- Work required
Make an exact copy of all the records.

- Data supplied
<<<<

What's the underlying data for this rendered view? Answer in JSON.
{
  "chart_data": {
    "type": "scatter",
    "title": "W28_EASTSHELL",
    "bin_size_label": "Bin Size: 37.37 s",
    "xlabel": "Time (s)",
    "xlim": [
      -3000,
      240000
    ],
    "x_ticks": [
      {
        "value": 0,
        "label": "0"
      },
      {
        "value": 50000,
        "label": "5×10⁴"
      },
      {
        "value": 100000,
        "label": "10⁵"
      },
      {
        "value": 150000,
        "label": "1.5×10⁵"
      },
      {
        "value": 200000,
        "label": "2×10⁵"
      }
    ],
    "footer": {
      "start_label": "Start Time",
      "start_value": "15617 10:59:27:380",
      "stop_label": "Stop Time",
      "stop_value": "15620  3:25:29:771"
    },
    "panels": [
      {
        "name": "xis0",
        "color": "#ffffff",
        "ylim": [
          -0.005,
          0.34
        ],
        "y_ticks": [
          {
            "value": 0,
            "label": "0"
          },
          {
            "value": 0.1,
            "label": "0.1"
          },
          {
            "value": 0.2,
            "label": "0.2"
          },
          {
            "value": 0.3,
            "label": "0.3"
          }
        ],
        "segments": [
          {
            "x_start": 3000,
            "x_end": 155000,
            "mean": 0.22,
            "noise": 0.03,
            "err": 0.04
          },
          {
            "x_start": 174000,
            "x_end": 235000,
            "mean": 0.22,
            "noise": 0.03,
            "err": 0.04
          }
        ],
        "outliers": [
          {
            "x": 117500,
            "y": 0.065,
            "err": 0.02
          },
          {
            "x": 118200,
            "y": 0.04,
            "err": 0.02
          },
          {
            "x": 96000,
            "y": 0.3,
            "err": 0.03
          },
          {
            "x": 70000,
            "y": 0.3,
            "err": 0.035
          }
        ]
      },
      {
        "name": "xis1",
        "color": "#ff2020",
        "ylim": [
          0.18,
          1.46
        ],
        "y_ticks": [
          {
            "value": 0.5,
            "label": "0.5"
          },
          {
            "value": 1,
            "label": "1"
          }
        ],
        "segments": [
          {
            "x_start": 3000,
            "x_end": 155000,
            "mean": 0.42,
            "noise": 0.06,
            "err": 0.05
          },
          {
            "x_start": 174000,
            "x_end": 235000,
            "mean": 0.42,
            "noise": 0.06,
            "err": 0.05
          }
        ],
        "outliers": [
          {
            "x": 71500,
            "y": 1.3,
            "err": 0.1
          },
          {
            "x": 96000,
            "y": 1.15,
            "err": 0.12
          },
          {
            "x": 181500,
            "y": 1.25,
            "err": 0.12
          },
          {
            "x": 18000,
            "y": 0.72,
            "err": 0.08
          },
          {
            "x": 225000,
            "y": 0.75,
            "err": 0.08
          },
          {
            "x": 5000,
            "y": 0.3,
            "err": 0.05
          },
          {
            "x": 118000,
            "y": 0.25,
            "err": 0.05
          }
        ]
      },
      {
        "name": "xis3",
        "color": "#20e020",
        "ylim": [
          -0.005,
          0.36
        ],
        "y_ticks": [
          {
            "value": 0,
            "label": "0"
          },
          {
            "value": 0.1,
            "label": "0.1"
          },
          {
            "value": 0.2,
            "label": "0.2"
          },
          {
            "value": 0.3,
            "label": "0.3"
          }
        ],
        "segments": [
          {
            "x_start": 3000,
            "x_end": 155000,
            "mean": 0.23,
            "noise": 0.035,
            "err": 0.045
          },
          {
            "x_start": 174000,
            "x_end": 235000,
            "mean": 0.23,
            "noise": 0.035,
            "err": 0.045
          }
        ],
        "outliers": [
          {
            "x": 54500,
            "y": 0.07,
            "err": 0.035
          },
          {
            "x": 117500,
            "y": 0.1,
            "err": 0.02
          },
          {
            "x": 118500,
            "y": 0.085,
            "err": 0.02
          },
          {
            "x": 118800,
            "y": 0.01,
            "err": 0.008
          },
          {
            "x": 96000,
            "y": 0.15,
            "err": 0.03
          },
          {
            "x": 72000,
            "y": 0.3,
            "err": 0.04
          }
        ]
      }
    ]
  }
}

>>>>

- Written response
What's the underlying data for this rendered view? Answer in JSON.
{
  "chart_data": {
    "type": "scatter",
    "title": "W28_EASTSHELL",
    "bin_size_label": "Bin Size: 37.37 s",
    "xlabel": "Time (s)",
    "xlim": [
      -3000,
      240000
    ],
    "x_ticks": [
      {
        "value": 0,
        "label": "0"
      },
      {
        "value": 50000,
        "label": "5×10⁴"
      },
      {
        "value": 100000,
        "label": "10⁵"
      },
      {
        "value": 150000,
        "label": "1.5×10⁵"
      },
      {
        "value": 200000,
        "label": "2×10⁵"
      }
    ],
    "footer": {
      "start_label": "Start Time",
      "start_value": "15617 10:59:27:380",
      "stop_label": "Stop Time",
      "stop_value": "15620  3:25:29:771"
    },
    "panels": [
      {
        "name": "xis0",
        "color": "#ffffff",
        "ylim": [
          -0.005,
          0.34
        ],
        "y_ticks": [
          {
            "value": 0,
            "label": "0"
          },
          {
            "value": 0.1,
            "label": "0.1"
          },
          {
            "value": 0.2,
            "label": "0.2"
          },
          {
            "value": 0.3,
            "label": "0.3"
          }
        ],
        "segments": [
          {
            "x_start": 3000,
            "x_end": 155000,
            "mean": 0.22,
            "noise": 0.03,
            "err": 0.04
          },
          {
            "x_start": 174000,
            "x_end": 235000,
            "mean": 0.22,
            "noise": 0.03,
            "err": 0.04
          }
        ],
        "outliers": [
          {
            "x": 117500,
            "y": 0.065,
            "err": 0.02
          },
          {
            "x": 118200,
            "y": 0.04,
            "err": 0.02
          },
          {
            "x": 96000,
            "y": 0.3,
            "err": 0.03
          },
          {
            "x": 70000,
            "y": 0.3,
            "err": 0.035
          }
        ]
      },
      {
        "name": "xis1",
        "color": "#ff2020",
        "ylim": [
          0.18,
          1.46
        ],
        "y_ticks": [
          {
            "value": 0.5,
            "label": "0.5"
          },
          {
            "value": 1,
            "label": "1"
          }
        ],
        "segments": [
          {
            "x_start": 3000,
            "x_end": 155000,
            "mean": 0.42,
            "noise": 0.06,
            "err": 0.05
          },
          {
            "x_start": 174000,
            "x_end": 235000,
            "mean": 0.42,
            "noise": 0.06,
            "err": 0.05
          }
        ],
        "outliers": [
          {
            "x": 71500,
            "y": 1.3,
            "err": 0.1
          },
          {
            "x": 96000,
            "y": 1.15,
            "err": 0.12
          },
          {
            "x": 181500,
            "y": 1.25,
            "err": 0.12
          },
          {
            "x": 18000,
            "y": 0.72,
            "err": 0.08
          },
          {
            "x": 225000,
            "y": 0.75,
            "err": 0.08
          },
          {
            "x": 5000,
            "y": 0.3,
            "err": 0.05
          },
          {
            "x": 118000,
            "y": 0.25,
            "err": 0.05
          }
        ]
      },
      {
        "name": "xis3",
        "color": "#20e020",
        "ylim": [
          -0.005,
          0.36
        ],
        "y_ticks": [
          {
            "value": 0,
            "label": "0"
          },
          {
            "value": 0.1,
            "label": "0.1"
          },
          {
            "value": 0.2,
            "label": "0.2"
          },
          {
            "value": 0.3,
            "label": "0.3"
          }
        ],
        "segments": [
          {
            "x_start": 3000,
            "x_end": 155000,
            "mean": 0.23,
            "noise": 0.035,
            "err": 0.045
          },
          {
            "x_start": 174000,
            "x_end": 235000,
            "mean": 0.23,
            "noise": 0.035,
            "err": 0.045
          }
        ],
        "outliers": [
          {
            "x": 54500,
            "y": 0.07,
            "err": 0.035
          },
          {
            "x": 117500,
            "y": 0.1,
            "err": 0.02
          },
          {
            "x": 118500,
            "y": 0.085,
            "err": 0.02
          },
          {
            "x": 118800,
            "y": 0.01,
            "err": 0.008
          },
          {
            "x": 96000,
            "y": 0.15,
            "err": 0.03
          },
          {
            "x": 72000,
            "y": 0.3,
            "err": 0.04
          }
        ]
      }
    ]
  }
}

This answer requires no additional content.